### [WHAT TO PRODUCE]
Tell how many lines have the string "certified" in them, and write nothing besides the number.

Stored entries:
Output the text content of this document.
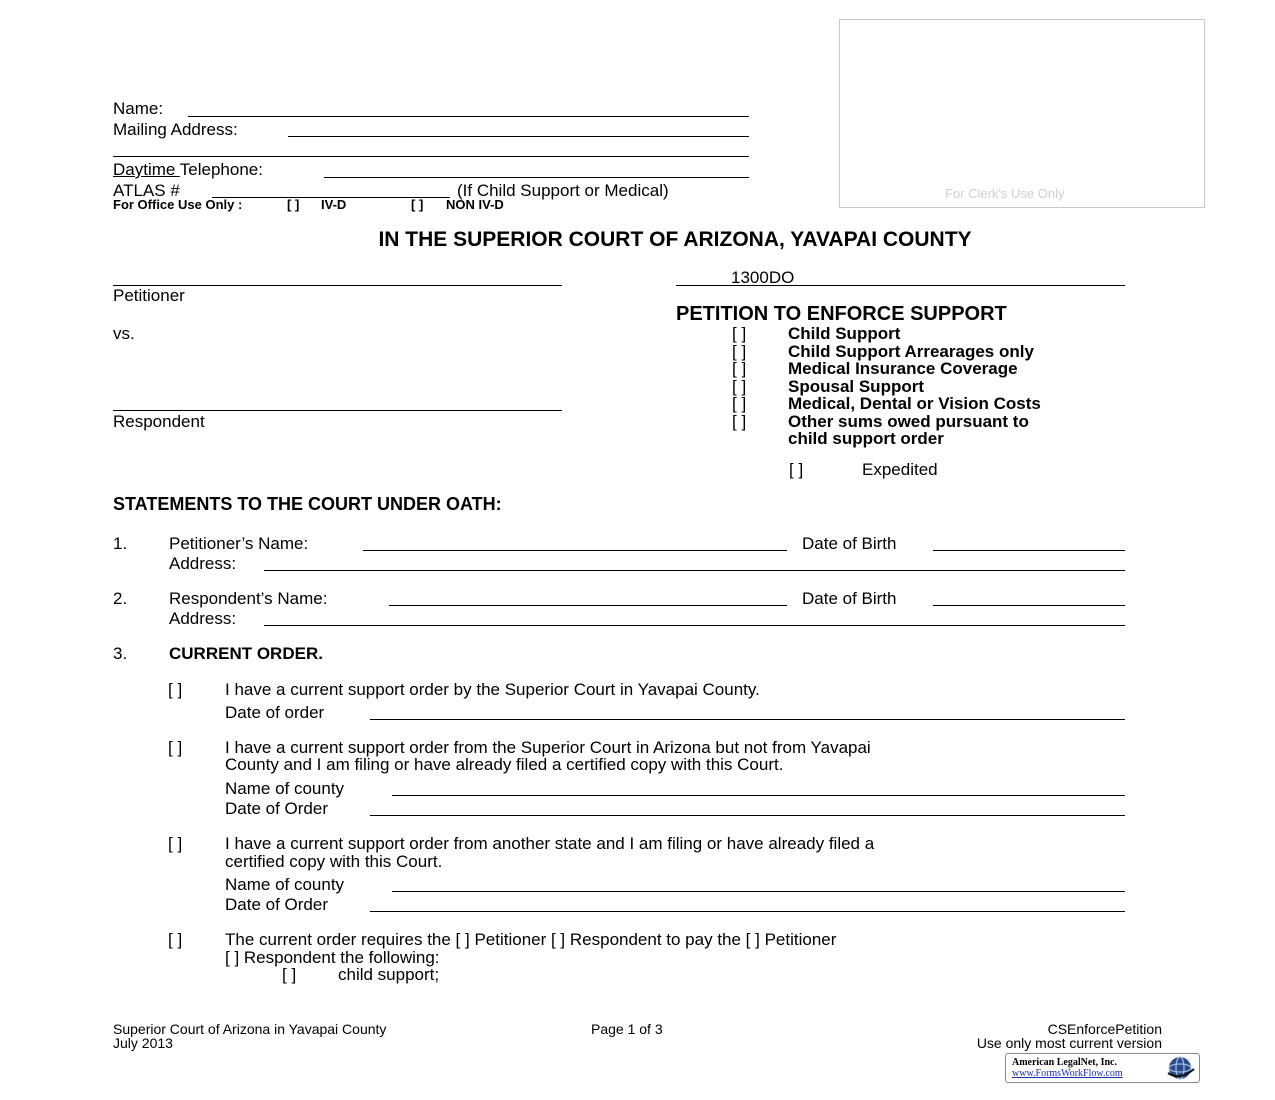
For Clerk's Use Only
Name:
Mailing Address:
Daytime Telephone:
ATLAS #	(If Child Support or Medical)
For Office Use Only :	[ ] IV-D	[ ] NON IV-D
IN THE SUPERIOR COURT OF ARIZONA, YAVAPAI COUNTY
Petitioner
vs.
Respondent
1300DO
PETITION TO ENFORCE SUPPORT
[ ] Child Support
[ ] Child Support Arrearages only
[ ] Medical Insurance Coverage
[ ] Spousal Support
[ ] Medical, Dental or Vision Costs
[ ] Other sums owed pursuant to
child support order
[ ]	Expedited
STATEMENTS TO THE COURT UNDER OATH:
1. Petitioner’s Name:	Date of Birth
Address:
2. Respondent’s Name:	Date of Birth
Address:
3. CURRENT ORDER.
[ ]	I have a current support order by the Superior Court in Yavapai County.
Date of order
[ ]	I have a current support order from the Superior Court in Arizona but not from Yavapai
County and I am filing or have already filed a certified copy with this Court.
Name of county
Date of Order
[ ]	I have a current support order from another state and I am filing or have already filed a
certified copy with this Court.
Name of county
Date of Order
[ ]	The current order requires the [ ] Petitioner [ ] Respondent to pay the [ ] Petitioner
[ ] Respondent the following:
[ ] child support;
Superior Court of Arizona in Yavapai County
July 2013
Page 1 of 3	CSEnforcePetition
Use only most current version
American LegalNet, Inc.
www.FormsWorkFlow.com
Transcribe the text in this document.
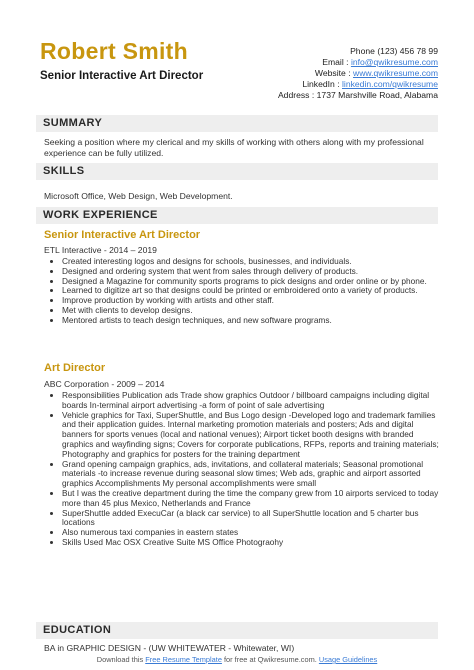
Robert Smith
Senior Interactive Art Director
Phone (123) 456 78 99
Email : info@qwikresume.com
Website : www.qwikresume.com
LinkedIn : linkedin.com/qwikresume
Address : 1737 Marshville Road, Alabama
SUMMARY
Seeking a position where my clerical and my skills of working with others along with my professional experience can be fully utilized.
SKILLS
Microsoft Office, Web Design, Web Development.
WORK EXPERIENCE
Senior Interactive Art Director
ETL Interactive - 2014 – 2019
• Created interesting logos and designs for schools, businesses, and individuals.
• Designed and ordering system that went from sales through delivery of products.
• Designed a Magazine for community sports programs to pick designs and order online or by phone.
• Learned to digitize art so that designs could be printed or embroidered onto a variety of products.
• Improve production by working with artists and other staff.
• Met with clients to develop designs.
• Mentored artists to teach design techniques, and new software programs.
Art Director
ABC Corporation - 2009 – 2014
• Responsibilities Publication ads Trade show graphics Outdoor / billboard campaigns including digital boards In-terminal airport advertising -a form of point of sale advertising
• Vehicle graphics for Taxi, SuperShuttle, and Bus Logo design -Developed logo and trademark families and their application guides. Internal marketing promotion materials and posters; Ads and digital banners for sports venues (local and national venues); Airport ticket booth designs with branded graphics and wayfinding signs; Covers for corporate publications, RFPs, reports and training materials; Photography and graphics for posters for the training department
• Grand opening campaign graphics, ads, invitations, and collateral materials; Seasonal promotional materials -to increase revenue during seasonal slow times; Web ads, graphic and airport assorted graphics Accomplishments My personal accomplishments were small
• But I was the creative department during the time the company grew from 10 airports serviced to today more than 45 plus Mexico, Netherlands and France
• SuperShuttle added ExecuCar (a black car service) to all SuperShuttle location and 5 charter bus locations
• Also numerous taxi companies in eastern states
• Skills Used Mac OSX Creative Suite MS Office Photograohy
EDUCATION
BA in GRAPHIC DESIGN - (UW WHITEWATER - Whitewater, WI)
Download this Free Resume Template for free at Qwikresume.com. Usage Guidelines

### [RESULT OF THIS EXERCISE]
2